# EXTRACTED RECORDS start

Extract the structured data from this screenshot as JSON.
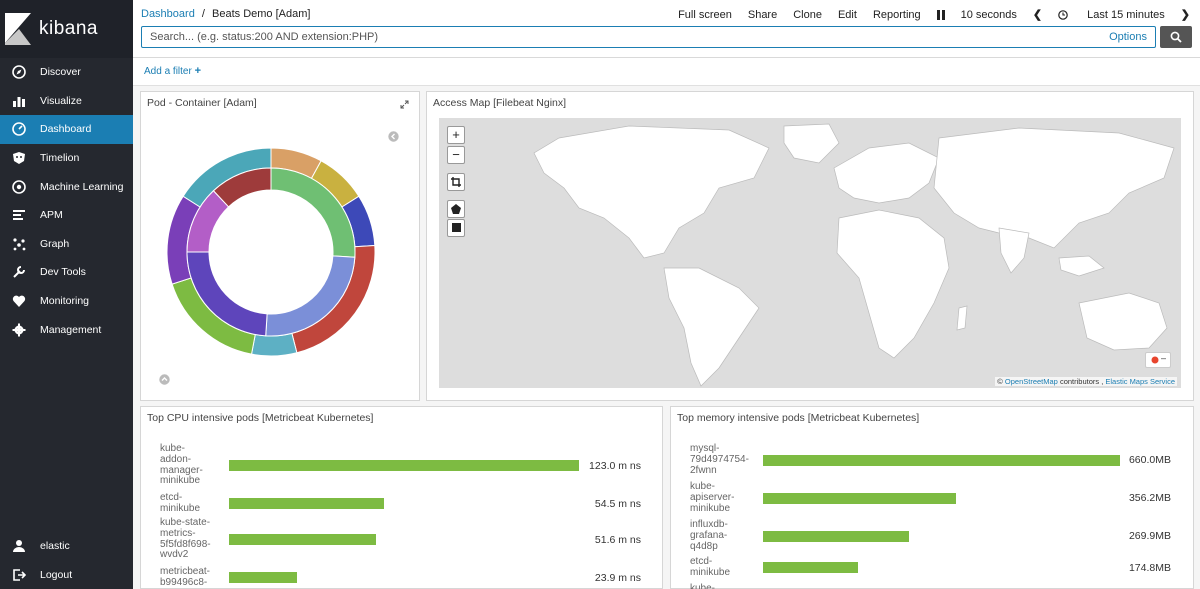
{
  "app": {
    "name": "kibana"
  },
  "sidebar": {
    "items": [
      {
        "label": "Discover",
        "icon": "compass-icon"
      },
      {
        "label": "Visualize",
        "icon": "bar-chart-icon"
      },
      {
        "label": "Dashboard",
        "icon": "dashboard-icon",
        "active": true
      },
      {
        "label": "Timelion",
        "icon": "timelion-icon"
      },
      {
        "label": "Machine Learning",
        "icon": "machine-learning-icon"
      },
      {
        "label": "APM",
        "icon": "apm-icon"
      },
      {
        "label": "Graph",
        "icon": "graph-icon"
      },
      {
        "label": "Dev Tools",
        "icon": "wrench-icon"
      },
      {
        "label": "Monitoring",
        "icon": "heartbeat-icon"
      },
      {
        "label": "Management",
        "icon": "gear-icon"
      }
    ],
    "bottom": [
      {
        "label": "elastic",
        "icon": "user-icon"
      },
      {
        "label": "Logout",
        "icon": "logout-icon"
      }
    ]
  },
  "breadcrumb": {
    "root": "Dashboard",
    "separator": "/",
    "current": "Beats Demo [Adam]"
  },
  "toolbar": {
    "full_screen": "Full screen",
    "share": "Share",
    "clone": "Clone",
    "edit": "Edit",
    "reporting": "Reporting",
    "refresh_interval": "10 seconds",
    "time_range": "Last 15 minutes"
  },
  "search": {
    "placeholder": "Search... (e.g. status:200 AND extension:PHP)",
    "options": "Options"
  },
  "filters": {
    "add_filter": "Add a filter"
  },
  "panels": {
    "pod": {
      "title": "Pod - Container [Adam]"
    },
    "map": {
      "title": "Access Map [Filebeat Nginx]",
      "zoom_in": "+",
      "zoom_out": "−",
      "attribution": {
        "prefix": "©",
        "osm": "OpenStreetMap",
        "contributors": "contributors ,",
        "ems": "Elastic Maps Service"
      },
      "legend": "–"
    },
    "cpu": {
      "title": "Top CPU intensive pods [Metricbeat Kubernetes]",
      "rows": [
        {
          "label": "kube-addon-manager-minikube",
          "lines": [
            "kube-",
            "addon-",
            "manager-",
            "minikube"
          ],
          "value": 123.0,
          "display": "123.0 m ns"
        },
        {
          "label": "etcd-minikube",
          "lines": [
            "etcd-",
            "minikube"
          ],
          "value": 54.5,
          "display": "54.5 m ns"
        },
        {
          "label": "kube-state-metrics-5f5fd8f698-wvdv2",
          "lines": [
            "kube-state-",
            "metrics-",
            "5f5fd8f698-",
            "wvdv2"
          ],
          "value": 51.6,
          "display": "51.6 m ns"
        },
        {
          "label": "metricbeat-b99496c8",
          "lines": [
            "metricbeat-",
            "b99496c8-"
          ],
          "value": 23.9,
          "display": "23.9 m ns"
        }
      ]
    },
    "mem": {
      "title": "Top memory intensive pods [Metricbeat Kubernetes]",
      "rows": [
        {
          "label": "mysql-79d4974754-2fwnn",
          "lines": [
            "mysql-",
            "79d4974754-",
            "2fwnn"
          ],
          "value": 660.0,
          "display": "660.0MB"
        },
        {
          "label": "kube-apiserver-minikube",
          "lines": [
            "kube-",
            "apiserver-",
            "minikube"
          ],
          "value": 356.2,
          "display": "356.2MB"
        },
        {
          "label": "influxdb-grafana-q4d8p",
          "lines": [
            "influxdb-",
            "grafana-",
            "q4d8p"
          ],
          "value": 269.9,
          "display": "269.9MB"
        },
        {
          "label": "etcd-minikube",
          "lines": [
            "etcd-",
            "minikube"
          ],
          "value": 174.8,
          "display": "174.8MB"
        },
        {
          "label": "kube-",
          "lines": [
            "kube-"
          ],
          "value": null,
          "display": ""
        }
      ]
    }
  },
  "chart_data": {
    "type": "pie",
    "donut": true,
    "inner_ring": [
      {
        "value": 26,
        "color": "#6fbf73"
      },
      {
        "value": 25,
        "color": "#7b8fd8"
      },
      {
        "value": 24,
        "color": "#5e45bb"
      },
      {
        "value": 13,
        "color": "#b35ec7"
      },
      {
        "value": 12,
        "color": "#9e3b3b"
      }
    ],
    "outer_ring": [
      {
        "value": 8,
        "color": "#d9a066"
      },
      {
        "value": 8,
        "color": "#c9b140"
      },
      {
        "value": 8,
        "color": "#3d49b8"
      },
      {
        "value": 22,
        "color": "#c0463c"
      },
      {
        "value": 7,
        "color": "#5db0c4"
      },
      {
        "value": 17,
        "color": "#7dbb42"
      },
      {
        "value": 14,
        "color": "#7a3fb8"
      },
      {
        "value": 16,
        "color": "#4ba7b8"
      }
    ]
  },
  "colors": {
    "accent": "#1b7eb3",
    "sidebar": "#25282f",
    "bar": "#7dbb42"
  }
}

# EXTRACTED RECORDS end
# EXTRACTED RECORDS start

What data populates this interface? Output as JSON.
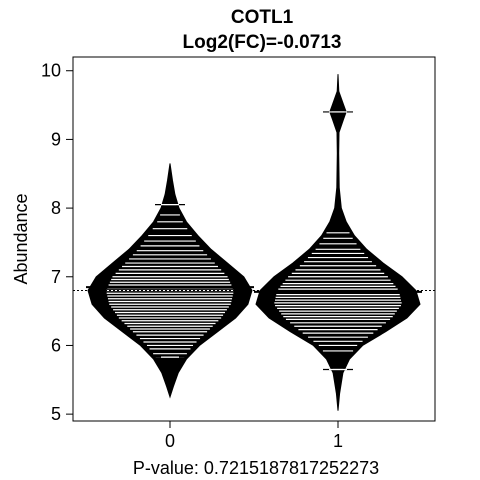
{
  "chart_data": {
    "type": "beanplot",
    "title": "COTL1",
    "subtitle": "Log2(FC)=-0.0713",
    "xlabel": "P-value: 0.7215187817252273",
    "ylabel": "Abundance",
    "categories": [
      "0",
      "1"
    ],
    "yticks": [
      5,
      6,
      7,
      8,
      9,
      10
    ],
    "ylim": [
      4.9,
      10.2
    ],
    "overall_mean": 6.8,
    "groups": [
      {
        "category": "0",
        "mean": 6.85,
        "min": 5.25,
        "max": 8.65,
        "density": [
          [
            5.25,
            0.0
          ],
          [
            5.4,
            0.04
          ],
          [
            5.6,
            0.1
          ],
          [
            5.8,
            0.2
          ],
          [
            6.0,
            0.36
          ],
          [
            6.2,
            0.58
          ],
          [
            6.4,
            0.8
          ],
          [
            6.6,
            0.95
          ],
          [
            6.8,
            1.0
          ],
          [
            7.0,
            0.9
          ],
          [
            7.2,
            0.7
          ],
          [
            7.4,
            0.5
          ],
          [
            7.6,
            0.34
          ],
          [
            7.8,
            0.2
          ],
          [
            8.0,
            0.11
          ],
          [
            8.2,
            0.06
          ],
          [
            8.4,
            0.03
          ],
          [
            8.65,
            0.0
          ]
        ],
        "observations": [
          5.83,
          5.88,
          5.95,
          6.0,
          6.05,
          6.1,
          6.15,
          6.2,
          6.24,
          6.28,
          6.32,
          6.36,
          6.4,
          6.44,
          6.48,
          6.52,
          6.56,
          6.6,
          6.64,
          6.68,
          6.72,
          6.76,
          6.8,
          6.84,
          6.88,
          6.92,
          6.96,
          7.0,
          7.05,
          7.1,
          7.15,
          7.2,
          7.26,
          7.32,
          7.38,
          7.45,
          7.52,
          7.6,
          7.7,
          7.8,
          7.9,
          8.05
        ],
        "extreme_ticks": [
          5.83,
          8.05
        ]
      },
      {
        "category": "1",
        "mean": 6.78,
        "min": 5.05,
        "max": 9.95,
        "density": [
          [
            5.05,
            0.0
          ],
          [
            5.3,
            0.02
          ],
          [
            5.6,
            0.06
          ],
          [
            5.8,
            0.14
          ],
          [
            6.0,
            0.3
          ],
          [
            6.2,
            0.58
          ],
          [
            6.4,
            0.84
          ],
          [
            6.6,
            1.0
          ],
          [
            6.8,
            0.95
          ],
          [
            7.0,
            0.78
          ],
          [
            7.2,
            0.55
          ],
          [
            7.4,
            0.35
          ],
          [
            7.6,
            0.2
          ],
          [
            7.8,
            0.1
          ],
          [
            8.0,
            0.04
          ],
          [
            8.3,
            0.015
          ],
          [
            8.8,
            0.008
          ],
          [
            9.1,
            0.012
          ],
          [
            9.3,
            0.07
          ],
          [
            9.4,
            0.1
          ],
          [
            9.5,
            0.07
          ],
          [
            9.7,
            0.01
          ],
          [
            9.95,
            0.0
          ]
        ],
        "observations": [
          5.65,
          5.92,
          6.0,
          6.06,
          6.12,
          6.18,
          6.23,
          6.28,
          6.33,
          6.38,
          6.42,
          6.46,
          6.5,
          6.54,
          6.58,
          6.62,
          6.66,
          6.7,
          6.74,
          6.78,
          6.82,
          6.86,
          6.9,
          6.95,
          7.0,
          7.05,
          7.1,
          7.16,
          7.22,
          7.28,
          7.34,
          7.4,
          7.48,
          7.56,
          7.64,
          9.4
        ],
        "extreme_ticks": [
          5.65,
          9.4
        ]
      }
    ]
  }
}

# EXTRACTED RECORDS end

[DO THIS]:
Scan the material above. Extract every line in which the word "addon" occurs.

[THE COMPLETED TASK]:
          "label": "kube-addon-manager-minikube",
            "addon-",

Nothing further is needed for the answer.